++++ Dataset ++++

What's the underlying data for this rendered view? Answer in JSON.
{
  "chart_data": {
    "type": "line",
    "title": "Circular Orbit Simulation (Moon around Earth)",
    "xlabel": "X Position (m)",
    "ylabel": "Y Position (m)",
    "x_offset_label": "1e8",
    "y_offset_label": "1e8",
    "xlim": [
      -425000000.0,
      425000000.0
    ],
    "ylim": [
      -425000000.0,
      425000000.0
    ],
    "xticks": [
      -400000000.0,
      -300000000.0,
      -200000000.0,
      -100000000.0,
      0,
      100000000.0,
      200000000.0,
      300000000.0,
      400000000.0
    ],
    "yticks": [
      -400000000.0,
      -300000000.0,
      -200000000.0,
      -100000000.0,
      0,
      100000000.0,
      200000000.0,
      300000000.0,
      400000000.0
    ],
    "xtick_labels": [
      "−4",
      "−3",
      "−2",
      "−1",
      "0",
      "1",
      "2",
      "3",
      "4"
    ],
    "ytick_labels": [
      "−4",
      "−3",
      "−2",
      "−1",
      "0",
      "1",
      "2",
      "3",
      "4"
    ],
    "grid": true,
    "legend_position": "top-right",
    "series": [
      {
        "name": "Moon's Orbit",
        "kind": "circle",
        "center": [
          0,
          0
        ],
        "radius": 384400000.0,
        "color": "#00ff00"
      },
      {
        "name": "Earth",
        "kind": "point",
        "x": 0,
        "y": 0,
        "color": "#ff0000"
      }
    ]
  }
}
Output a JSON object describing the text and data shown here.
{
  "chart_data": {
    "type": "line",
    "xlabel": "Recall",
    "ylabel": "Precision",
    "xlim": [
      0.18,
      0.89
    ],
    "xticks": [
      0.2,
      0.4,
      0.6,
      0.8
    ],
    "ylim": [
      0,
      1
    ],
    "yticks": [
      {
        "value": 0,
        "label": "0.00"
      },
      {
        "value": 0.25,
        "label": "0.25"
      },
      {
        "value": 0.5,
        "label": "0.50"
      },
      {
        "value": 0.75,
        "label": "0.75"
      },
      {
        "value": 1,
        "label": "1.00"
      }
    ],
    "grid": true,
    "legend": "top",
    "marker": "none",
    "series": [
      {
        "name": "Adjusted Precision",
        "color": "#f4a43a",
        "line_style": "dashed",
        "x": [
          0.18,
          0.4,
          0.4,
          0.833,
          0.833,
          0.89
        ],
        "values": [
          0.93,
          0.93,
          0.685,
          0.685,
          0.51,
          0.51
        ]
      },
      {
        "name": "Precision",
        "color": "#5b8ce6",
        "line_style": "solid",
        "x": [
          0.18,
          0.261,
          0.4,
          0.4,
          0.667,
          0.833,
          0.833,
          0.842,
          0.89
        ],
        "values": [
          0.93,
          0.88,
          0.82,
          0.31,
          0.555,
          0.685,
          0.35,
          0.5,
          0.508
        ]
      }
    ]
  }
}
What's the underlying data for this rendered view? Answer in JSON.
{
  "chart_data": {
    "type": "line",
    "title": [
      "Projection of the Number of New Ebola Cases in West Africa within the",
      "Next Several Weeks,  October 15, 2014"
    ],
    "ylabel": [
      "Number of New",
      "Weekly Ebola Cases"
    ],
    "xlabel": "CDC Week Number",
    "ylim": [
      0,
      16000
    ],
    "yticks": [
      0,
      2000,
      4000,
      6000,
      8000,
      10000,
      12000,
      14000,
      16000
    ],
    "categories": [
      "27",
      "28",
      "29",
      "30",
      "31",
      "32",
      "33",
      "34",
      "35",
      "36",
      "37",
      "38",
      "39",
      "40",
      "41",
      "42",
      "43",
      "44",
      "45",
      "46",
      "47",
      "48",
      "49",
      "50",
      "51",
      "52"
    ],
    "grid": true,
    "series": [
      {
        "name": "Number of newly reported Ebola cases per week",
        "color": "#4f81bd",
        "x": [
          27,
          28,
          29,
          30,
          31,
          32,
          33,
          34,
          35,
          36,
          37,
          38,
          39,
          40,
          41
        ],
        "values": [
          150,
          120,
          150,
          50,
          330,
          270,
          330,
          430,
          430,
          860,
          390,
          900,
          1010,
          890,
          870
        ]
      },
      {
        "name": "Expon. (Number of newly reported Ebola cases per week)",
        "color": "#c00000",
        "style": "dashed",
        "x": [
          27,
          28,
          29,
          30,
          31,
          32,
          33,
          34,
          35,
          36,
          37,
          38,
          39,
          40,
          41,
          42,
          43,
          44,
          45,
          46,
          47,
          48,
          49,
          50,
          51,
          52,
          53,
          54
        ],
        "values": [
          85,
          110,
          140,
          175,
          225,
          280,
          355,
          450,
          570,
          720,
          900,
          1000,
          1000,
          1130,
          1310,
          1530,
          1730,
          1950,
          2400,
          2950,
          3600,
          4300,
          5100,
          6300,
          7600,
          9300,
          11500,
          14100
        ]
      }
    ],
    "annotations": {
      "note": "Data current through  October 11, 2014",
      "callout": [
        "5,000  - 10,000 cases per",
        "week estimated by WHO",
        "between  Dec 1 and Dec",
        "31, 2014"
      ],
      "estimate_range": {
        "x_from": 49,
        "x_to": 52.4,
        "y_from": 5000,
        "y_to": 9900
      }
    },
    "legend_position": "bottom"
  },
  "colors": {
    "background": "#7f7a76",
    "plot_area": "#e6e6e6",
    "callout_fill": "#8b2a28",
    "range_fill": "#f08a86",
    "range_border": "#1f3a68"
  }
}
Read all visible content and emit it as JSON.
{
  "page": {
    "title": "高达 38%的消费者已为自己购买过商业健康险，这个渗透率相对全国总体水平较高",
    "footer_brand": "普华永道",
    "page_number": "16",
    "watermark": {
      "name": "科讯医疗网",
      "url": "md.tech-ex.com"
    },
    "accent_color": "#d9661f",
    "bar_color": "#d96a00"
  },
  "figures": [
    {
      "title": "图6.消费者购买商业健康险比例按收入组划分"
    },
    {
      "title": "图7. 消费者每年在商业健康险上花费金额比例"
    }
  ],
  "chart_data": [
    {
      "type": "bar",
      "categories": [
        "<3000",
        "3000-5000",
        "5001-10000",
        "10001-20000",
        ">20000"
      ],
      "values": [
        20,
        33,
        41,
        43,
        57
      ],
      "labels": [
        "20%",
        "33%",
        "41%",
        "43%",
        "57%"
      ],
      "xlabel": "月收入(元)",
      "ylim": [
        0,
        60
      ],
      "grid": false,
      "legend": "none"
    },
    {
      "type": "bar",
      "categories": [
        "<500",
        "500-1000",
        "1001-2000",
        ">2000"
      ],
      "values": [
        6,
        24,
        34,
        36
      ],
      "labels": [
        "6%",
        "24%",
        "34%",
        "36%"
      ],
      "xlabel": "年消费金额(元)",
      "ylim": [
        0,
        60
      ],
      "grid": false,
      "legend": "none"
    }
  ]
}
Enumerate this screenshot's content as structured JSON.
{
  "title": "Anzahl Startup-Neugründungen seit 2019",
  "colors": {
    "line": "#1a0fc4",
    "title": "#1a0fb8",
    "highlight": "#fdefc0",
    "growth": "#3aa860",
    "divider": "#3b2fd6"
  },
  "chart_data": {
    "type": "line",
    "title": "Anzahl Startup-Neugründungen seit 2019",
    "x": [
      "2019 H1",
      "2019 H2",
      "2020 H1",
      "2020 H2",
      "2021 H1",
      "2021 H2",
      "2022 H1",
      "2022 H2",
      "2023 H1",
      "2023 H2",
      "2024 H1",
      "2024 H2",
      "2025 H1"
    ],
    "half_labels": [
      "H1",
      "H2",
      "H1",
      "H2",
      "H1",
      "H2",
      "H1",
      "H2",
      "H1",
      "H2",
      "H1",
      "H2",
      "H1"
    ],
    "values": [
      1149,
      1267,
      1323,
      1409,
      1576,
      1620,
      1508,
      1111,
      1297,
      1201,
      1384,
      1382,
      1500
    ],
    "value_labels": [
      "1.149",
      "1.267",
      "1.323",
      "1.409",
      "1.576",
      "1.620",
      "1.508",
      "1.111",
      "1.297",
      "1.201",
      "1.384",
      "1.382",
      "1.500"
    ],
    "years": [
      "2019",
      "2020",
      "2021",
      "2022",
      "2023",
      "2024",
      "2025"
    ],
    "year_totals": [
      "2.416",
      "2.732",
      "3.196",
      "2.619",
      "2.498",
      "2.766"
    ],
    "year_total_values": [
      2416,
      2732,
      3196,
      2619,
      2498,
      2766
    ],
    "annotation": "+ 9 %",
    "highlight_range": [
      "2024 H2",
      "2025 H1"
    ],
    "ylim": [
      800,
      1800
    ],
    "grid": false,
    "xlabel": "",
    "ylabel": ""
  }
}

++++

> _Exercise description_
Examine the records and pull out every line where the string "October" occurs.

> _Right answer_
      "Next Several Weeks,  October 15, 2014"
      "note": "Data current through  October 11, 2014",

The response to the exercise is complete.